* **ДАННЫЙ ОТРЫВОК**:
Владимиров Артемий /Искусство речи/ Библиотека Golden-Ship.ru

Здесь действует одна плоть, а   душа убивается. Покаяться в таком случае гораздо труднее, Ангел Хранитель отходит от такого человека в печали, а силы зла приближаются и заполняют такую опустошенную, холодную, окаменевшую душу, заставляют ум ухищряться в различных поверхностных исследованиях, уводящих человека от познания себя и Бога. И зло в этом случае умножается, передается другим людям, растет в геометрической прогрессии. Такой пример тоже описан в Библии.

Амнон, сын Давида, полюбил свою сводную сестру (т.е. сестру от другой матери) – Фамарь, родную сестру Авессалома, сына Давидова. Но любовь эта на самом деле была лишь похотью. Ему хотелось только овладеть красивой девушкой, а о последствиях он не думал. Не думал он ни о своей, ни о ее душе, не молился, не задавался вопросом, как поступить, чтобы действия его были угодны Богу.

Но, избрав себе в   советчики развращенного друга, хитростью заманил девушку к себе, притворившись больным, и стал заставлять ее лечь с ним. Девушка просила его сделать все по-хорошему: обратиться к отцу – Давиду – и взять ее себе в   жены законным образом. Противилась душа ее этому беззаконию. Не делай этого безумия, – говорила она. Но голос плоти в нем был настолько силен, что он преодолел голос разума. В   его душе разум молчал.

А ее душу он не любил, чтобы послушать ее разумного совета. И надругался над нею, и изнасиловал ее. Далее осознание совершенного греха естественным образом приводит к отвращению к той, с кем этот грех совершен. Не себя, не свою необузданность, не свою неразумность и похотливость винит он, а несчастную девушку, оказавшуюся жертвой насилия: возненавидел ее Амнон величайшей ненавистью, так что ненависть, какою он возненавидел ее, была сильнее любви, какую имел к ней (2 Цар. 13, 15).

* **ЦЕЛЬ УПРАЖНЕНИЯ**:
Какой уловкой, согласно отрывку об Амноне и Фамари, Амнон заманил девушку к себе?

* **ИСХОДНЫЕ ДАННЫЕ**:
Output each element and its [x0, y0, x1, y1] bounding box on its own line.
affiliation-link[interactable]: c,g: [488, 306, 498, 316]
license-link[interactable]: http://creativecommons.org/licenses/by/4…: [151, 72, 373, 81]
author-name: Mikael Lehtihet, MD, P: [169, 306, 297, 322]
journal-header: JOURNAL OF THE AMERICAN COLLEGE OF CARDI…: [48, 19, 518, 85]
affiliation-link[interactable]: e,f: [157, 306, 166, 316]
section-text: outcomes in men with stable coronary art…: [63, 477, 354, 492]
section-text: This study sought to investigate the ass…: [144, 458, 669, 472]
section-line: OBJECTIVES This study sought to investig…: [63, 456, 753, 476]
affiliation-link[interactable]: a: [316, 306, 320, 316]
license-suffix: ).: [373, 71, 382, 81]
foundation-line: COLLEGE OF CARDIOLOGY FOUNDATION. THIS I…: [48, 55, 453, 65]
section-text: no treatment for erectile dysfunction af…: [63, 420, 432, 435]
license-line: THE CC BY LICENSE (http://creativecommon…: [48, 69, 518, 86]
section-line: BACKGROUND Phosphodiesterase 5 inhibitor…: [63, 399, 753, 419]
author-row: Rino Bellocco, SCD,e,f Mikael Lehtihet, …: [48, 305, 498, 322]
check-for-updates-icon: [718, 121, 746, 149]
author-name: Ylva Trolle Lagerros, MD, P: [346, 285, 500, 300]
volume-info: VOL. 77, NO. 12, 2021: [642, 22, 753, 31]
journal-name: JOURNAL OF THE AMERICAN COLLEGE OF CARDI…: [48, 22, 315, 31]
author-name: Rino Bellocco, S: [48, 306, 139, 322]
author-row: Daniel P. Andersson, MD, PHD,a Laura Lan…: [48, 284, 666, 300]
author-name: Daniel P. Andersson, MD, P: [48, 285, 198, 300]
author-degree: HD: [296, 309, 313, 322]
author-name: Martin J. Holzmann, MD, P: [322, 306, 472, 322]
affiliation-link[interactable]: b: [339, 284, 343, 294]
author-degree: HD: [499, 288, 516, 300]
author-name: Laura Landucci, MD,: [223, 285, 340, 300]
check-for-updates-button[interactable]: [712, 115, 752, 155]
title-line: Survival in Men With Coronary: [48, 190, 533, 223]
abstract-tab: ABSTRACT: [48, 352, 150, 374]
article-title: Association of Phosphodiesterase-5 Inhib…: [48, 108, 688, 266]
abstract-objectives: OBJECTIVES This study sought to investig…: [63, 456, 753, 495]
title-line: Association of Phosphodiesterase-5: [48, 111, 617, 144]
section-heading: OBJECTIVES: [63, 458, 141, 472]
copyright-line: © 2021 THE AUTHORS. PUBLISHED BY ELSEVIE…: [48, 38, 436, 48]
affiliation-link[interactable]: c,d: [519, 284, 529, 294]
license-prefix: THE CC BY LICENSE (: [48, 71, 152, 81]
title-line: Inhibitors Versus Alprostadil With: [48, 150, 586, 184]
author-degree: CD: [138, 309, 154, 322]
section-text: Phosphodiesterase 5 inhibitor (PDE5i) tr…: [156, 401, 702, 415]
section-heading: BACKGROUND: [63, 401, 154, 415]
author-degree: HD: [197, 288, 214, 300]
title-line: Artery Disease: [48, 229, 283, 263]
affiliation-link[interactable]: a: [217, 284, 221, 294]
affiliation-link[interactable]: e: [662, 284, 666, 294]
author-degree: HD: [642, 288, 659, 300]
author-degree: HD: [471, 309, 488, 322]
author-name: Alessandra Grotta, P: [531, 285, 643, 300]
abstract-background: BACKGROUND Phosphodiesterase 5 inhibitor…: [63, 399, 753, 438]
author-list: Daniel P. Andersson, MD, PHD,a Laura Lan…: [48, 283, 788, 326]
==
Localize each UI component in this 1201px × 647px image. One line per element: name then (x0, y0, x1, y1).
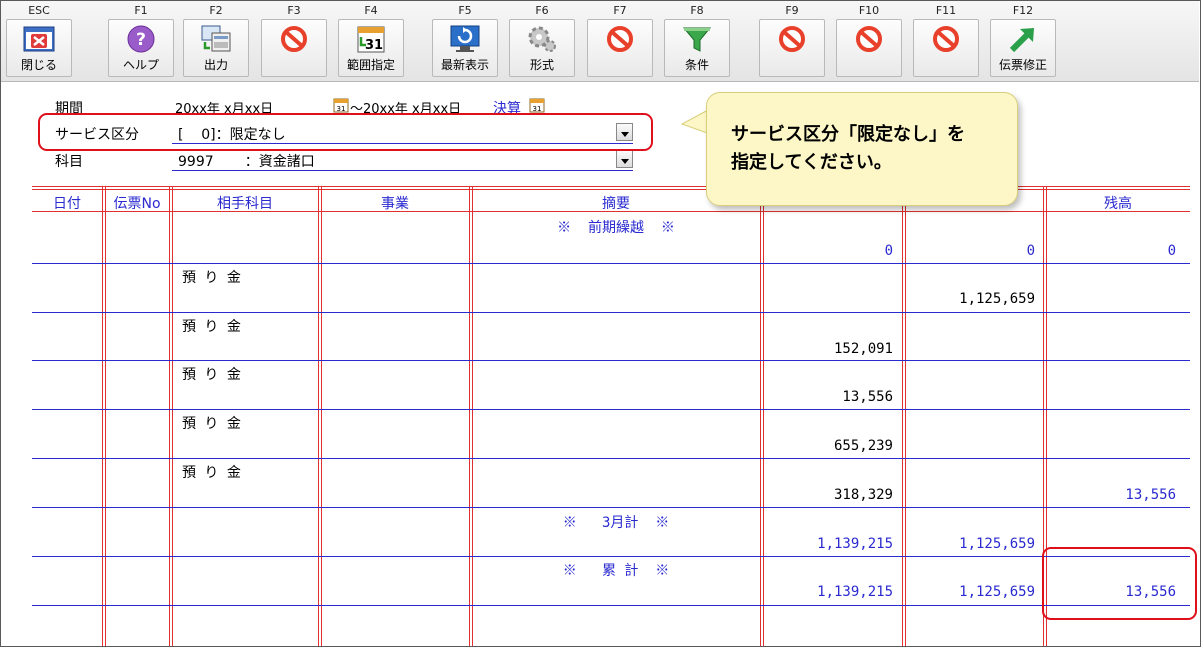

* **РЕЗУЛЬТАТ ЗАДАНИЯ**:
Амнон заманил Фамарь к себе хитростью, притворившись больным.